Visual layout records
========================================================================
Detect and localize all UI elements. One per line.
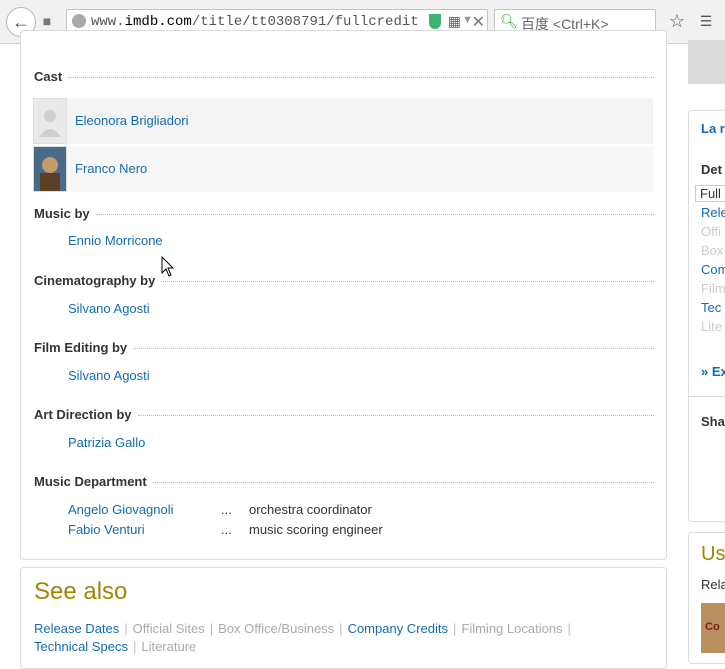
link-filming-locations: Filming Locations <box>461 621 563 636</box>
sidebar-explore[interactable]: » Ex <box>701 364 725 379</box>
person-link[interactable]: Patrizia Gallo <box>68 435 145 450</box>
credit-role: orchestra coordinator <box>249 502 372 517</box>
star-icon[interactable]: ☆ <box>668 12 686 30</box>
section-heading: Film Editing by <box>34 340 654 355</box>
sidebar-share-heading: Sha <box>701 414 725 429</box>
section-heading: Music Department <box>34 474 654 489</box>
sidebar-card: La r Det Full Rele Offi Box Com Film Tec… <box>688 110 725 522</box>
credits-card: Cast Eleonora Brigliadori Franco Nero Mu… <box>20 30 667 560</box>
url-text: www.imdb.com/title/tt0308791/fullcredit <box>91 14 419 30</box>
section-heading: Music by <box>34 206 654 221</box>
credit-dots: ... <box>221 522 232 537</box>
search-icon: 🔍︎ <box>500 13 518 29</box>
see-also-title: See also <box>34 578 128 605</box>
section-heading: Cinematography by <box>34 273 654 288</box>
cast-row: Franco Nero <box>33 146 653 192</box>
sidebar-item-official: Offi <box>701 224 721 239</box>
sidebar-item-literature: Lite <box>701 319 722 334</box>
link-technical-specs[interactable]: Technical Specs <box>34 639 128 654</box>
sidebar-item-company[interactable]: Com <box>701 262 725 277</box>
see-also-links: Release Dates | Official Sites | Box Office/… <box>34 621 571 654</box>
sidebar-item-full-credits[interactable]: Full <box>695 185 725 202</box>
person-link[interactable]: Fabio Venturi <box>68 522 145 537</box>
globe-icon <box>72 14 86 28</box>
actor-photo <box>33 146 67 192</box>
section-heading: Cast <box>34 69 654 84</box>
see-also-card: See also Release Dates | Official Sites | Bo… <box>20 567 667 669</box>
ad-block <box>688 40 725 84</box>
user-lists-card: Us Rela Co <box>688 532 725 664</box>
avatar-placeholder <box>33 98 67 144</box>
person-link[interactable]: Angelo Giovagnoli <box>68 502 174 517</box>
cast-name-link[interactable]: Franco Nero <box>75 161 147 176</box>
sidebar-item-box: Box <box>701 243 724 258</box>
double-chevron-down-icon: » <box>701 364 709 379</box>
sidebar-details-heading: Det <box>701 162 722 177</box>
close-icon[interactable]: ✕ <box>472 12 485 32</box>
person-link[interactable]: Silvano Agosti <box>68 301 150 316</box>
link-official-sites: Official Sites <box>132 621 205 636</box>
sidebar-item-technical[interactable]: Tec <box>701 300 721 315</box>
sidebar-item-release[interactable]: Rele <box>701 205 725 220</box>
sidebar-title[interactable]: La r <box>701 121 725 136</box>
cast-name-link[interactable]: Eleonora Brigliadori <box>75 113 188 128</box>
qr-code-icon[interactable]: ▦ <box>448 13 461 30</box>
link-box-office: Box Office/Business <box>218 621 335 636</box>
poster-title: Co <box>705 621 720 633</box>
cast-row: Eleonora Brigliadori <box>33 98 653 144</box>
shield-icon[interactable] <box>429 14 441 29</box>
related-lists-label: Rela <box>701 577 725 592</box>
link-release-dates[interactable]: Release Dates <box>34 621 119 636</box>
mouse-cursor-icon <box>161 256 175 277</box>
list-poster[interactable]: Co <box>701 603 725 653</box>
sidebar-toggle-icon[interactable]: ■ <box>38 12 56 30</box>
menu-icon[interactable]: ☰ <box>697 12 715 30</box>
link-company-credits[interactable]: Company Credits <box>348 621 448 636</box>
user-lists-title: Us <box>701 543 725 565</box>
person-link[interactable]: Silvano Agosti <box>68 368 150 383</box>
section-heading: Art Direction by <box>34 407 654 422</box>
person-link[interactable]: Ennio Morricone <box>68 233 163 248</box>
sidebar-item-filming: Film <box>701 281 725 296</box>
credit-role: music scoring engineer <box>249 522 383 537</box>
link-literature: Literature <box>141 639 197 654</box>
credit-dots: ... <box>221 502 232 517</box>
========================================================================
WHAT YOU ARE ASKED TO DO
Put every line of the material above into a numbered list, skipping blank lines and leaving the pictures out.

REPLY
1. Detect and localize all UI elements. One per line.
2. link-filming-locations: Filming Locations <box>461 621 563 636</box>
3. sidebar-explore[interactable]: » Ex <box>701 364 725 379</box>
4. person-link[interactable]: Patrizia Gallo <box>68 435 145 450</box>
5. credit-role: orchestra coordinator <box>249 502 372 517</box>
6. star-icon[interactable]: ☆ <box>668 12 686 30</box>
7. section-heading: Film Editing by <box>34 340 654 355</box>
8. sidebar-share-heading: Sha <box>701 414 725 429</box>
9. section-heading: Music Department <box>34 474 654 489</box>
10. sidebar-card: La r Det Full Rele Offi Box Com Film Tec… <box>688 110 725 522</box>
11. credits-card: Cast Eleonora Brigliadori Franco Nero Mu… <box>20 30 667 560</box>
12. url-text: www.imdb.com/title/tt0308791/fullcredit <box>91 14 419 30</box>
13. section-heading: Music by <box>34 206 654 221</box>
14. credit-dots: ... <box>221 522 232 537</box>
15. search-icon: 🔍︎ <box>500 13 518 29</box>
16. see-also-title: See also <box>34 578 128 605</box>
17. section-heading: Cinematography by <box>34 273 654 288</box>
18. cast-row: Franco Nero <box>33 146 653 192</box>
19. sidebar-item-official: Offi <box>701 224 721 239</box>
20. sidebar-item-literature: Lite <box>701 319 722 334</box>
21. link-technical-specs[interactable]: Technical Specs <box>34 639 128 654</box>
22. sidebar-item-company[interactable]: Com <box>701 262 725 277</box>
23. see-also-links: Release Dates | Official Sites | Box Office/… <box>34 621 571 654</box>
24. sidebar-item-full-credits[interactable]: Full <box>695 185 725 202</box>
25. person-link[interactable]: Fabio Venturi <box>68 522 145 537</box>
26. globe-icon <box>72 14 86 28</box>
27. actor-photo <box>33 146 67 192</box>
28. section-heading: Cast <box>34 69 654 84</box>
29. see-also-card: See also Release Dates | Official Sites | Bo… <box>20 567 667 669</box>
30. ad-block <box>688 40 725 84</box>
31. user-lists-card: Us Rela Co <box>688 532 725 664</box>
32. avatar-placeholder <box>33 98 67 144</box>
33. person-link[interactable]: Angelo Giovagnoli <box>68 502 174 517</box>
34. cast-name-link[interactable]: Franco Nero <box>75 161 147 176</box>
35. sidebar-item-box: Box <box>701 243 724 258</box>
36. double-chevron-down-icon: » <box>701 364 709 379</box>
37. sidebar-details-heading: Det <box>701 162 722 177</box>
38. close-icon[interactable]: ✕ <box>472 12 485 32</box>
39. person-link[interactable]: Silvano Agosti <box>68 301 150 316</box>
40. link-official-sites: Official Sites <box>132 621 205 636</box>
41. sidebar-item-technical[interactable]: Tec <box>701 300 721 315</box>
42. sidebar-item-release[interactable]: Rele <box>701 205 725 220</box>
43. sidebar-title[interactable]: La r <box>701 121 725 136</box>
44. cast-name-link[interactable]: Eleonora Brigliadori <box>75 113 188 128</box>
45. qr-code-icon[interactable]: ▦ <box>448 13 461 30</box>
46. link-box-office: Box Office/Business <box>218 621 335 636</box>
47. poster-title: Co <box>705 621 720 633</box>
48. cast-row: Eleonora Brigliadori <box>33 98 653 144</box>
49. shield-icon[interactable] <box>429 14 441 29</box>
50. related-lists-label: Rela <box>701 577 725 592</box>
51. link-release-dates[interactable]: Release Dates <box>34 621 119 636</box>
52. mouse-cursor-icon <box>161 256 175 277</box>
53. list-poster[interactable]: Co <box>701 603 725 653</box>
54. sidebar-toggle-icon[interactable]: ■ <box>38 12 56 30</box>
55. menu-icon[interactable]: ☰ <box>697 12 715 30</box>
56. link-company-credits[interactable]: Company Credits <box>348 621 448 636</box>
57. user-lists-title: Us <box>701 543 725 565</box>
58. person-link[interactable]: Silvano Agosti <box>68 368 150 383</box>
59. section-heading: Art Direction by <box>34 407 654 422</box>
60. person-link[interactable]: Ennio Morricone <box>68 233 163 248</box>
61. sidebar-item-filming: Film <box>701 281 725 296</box>
62. credit-role: music scoring engineer <box>249 522 383 537</box>
63. link-literature: Literature <box>141 639 197 654</box>
64. credit-dots: ... <box>221 502 232 517</box>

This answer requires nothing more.